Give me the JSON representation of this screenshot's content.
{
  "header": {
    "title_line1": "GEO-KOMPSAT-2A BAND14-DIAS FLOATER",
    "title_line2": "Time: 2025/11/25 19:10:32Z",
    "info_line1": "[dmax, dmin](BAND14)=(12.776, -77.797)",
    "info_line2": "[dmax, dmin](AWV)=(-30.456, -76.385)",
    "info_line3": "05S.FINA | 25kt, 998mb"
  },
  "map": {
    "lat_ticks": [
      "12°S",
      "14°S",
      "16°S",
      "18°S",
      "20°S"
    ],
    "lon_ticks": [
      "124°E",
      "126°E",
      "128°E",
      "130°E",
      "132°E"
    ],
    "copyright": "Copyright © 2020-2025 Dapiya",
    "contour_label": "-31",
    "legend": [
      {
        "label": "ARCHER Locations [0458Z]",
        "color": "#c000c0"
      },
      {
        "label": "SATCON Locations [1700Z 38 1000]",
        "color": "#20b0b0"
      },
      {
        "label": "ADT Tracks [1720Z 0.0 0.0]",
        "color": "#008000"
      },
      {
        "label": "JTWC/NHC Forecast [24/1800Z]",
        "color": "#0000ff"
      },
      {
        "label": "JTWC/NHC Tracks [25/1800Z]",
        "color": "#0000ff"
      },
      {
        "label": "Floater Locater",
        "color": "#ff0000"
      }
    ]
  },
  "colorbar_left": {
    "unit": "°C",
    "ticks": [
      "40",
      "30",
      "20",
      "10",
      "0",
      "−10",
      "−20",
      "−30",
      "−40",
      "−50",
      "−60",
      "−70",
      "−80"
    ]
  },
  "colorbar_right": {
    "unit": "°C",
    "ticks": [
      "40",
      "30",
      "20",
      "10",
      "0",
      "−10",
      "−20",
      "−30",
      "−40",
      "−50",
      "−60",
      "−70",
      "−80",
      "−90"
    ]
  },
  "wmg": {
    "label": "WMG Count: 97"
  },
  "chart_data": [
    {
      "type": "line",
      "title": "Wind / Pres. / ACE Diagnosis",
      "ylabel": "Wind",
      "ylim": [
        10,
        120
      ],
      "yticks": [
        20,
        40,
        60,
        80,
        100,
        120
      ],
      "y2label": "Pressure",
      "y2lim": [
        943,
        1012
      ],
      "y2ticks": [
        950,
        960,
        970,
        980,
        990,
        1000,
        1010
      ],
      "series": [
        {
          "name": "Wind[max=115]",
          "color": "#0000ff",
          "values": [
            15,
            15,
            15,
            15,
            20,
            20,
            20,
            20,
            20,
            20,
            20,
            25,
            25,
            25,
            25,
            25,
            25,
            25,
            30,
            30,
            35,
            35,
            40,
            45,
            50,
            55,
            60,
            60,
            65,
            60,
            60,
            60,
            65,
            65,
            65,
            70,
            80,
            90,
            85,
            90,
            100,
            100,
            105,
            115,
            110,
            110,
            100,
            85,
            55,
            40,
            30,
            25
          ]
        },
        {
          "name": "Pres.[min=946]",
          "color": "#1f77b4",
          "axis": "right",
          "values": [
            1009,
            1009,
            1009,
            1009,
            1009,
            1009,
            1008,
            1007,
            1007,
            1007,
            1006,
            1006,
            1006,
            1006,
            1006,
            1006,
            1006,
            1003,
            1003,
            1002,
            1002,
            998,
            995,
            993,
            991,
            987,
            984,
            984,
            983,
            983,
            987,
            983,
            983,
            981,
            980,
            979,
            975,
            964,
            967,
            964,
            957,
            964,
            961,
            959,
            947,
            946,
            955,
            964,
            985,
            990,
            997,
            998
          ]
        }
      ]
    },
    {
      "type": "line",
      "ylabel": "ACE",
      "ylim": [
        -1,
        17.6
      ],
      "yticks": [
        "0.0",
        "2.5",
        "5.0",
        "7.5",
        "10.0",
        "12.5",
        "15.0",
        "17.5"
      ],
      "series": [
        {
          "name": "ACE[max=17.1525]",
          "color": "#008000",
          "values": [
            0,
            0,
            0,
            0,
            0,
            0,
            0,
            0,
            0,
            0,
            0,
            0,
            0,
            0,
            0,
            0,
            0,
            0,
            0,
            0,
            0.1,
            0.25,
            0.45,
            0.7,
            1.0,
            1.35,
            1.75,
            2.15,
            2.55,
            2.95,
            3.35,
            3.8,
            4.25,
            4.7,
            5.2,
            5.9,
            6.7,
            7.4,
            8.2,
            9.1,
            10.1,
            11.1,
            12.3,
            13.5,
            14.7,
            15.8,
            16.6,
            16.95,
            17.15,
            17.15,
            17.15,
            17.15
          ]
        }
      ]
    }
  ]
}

====

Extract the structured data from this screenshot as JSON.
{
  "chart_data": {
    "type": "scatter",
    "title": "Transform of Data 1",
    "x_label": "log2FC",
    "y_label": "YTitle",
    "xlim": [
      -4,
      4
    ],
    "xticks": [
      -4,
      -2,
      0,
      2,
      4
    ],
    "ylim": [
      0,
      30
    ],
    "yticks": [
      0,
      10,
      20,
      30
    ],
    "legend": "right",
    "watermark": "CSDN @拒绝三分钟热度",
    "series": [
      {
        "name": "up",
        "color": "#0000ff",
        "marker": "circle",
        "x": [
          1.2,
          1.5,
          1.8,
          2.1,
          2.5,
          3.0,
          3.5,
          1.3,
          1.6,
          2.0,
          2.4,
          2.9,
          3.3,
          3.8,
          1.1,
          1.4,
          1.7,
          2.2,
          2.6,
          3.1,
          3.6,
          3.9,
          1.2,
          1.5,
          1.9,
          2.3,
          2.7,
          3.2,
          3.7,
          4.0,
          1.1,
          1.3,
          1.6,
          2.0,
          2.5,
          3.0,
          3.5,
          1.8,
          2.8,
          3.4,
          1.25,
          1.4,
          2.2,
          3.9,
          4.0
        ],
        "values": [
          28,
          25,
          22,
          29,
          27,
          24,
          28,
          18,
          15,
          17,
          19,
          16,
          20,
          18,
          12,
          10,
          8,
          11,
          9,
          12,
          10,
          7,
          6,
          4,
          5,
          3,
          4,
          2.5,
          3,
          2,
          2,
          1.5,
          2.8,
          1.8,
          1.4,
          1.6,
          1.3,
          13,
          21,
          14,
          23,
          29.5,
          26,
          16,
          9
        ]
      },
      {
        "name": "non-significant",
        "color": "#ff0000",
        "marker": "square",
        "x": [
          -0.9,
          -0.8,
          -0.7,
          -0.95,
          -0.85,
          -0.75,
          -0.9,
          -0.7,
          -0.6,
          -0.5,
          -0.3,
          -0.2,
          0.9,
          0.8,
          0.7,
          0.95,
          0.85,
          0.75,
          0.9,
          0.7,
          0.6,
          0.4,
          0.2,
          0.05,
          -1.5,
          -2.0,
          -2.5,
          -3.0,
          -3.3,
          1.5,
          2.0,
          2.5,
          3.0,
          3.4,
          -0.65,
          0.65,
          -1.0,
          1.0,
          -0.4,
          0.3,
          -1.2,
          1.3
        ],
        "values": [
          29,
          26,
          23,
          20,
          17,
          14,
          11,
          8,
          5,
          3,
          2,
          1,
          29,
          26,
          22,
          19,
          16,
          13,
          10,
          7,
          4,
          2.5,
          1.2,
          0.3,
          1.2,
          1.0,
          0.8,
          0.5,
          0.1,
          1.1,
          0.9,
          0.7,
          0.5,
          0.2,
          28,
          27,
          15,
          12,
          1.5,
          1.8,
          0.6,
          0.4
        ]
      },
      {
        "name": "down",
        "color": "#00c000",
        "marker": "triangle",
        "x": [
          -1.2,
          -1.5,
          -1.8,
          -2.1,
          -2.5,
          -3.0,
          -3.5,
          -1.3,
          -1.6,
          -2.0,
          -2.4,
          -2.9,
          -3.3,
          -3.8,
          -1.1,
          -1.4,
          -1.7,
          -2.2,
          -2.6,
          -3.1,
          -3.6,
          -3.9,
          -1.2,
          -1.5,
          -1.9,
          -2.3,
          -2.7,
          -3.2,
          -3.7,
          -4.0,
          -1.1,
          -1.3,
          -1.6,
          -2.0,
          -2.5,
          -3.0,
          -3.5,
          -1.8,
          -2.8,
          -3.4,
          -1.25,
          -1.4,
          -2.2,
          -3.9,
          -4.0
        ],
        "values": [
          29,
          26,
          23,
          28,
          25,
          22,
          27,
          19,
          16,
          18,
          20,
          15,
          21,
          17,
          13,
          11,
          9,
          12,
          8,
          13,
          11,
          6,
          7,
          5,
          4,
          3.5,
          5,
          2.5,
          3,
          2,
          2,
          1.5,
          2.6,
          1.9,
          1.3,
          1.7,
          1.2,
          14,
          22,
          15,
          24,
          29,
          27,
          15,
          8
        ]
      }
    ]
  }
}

====

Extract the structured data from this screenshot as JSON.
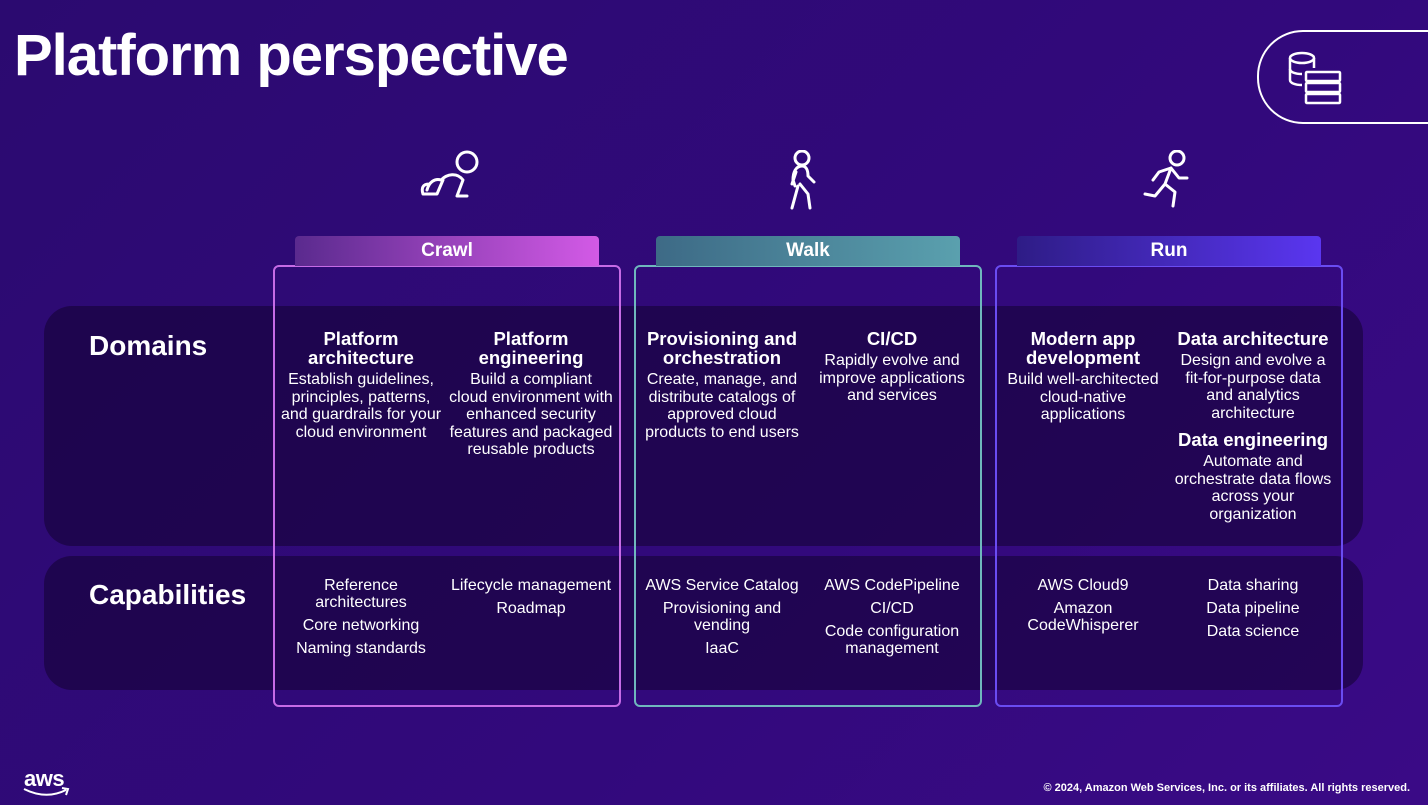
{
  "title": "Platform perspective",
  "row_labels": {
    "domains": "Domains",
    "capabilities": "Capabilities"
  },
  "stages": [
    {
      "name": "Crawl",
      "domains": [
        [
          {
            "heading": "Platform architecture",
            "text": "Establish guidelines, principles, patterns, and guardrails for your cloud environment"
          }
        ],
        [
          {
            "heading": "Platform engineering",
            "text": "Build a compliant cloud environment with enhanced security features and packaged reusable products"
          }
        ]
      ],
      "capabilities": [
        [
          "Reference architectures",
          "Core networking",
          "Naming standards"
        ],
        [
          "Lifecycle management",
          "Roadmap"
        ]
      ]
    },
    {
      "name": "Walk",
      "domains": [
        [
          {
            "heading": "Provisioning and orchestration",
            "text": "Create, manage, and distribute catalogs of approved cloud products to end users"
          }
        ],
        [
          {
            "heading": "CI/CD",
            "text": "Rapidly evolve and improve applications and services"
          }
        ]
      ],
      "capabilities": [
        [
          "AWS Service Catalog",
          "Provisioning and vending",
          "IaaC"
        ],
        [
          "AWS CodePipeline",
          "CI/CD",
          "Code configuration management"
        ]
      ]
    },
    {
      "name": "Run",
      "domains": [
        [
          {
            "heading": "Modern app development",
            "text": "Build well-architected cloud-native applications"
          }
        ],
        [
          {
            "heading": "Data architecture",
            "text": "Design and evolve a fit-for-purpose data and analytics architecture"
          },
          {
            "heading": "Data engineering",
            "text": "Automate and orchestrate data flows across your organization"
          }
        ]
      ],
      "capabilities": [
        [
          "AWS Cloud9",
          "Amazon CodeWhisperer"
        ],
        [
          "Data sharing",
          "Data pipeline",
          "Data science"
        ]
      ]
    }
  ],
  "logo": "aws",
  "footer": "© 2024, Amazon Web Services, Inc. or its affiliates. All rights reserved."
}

====

■ Directions ■
Return every line of the preceding records in which the word "dmax" appears.

■ Result ■
    "info_line1": "[dmax, dmin](BAND14)=(12.776, -77.797)",
    "info_line2": "[dmax, dmin](AWV)=(-30.456, -76.385)",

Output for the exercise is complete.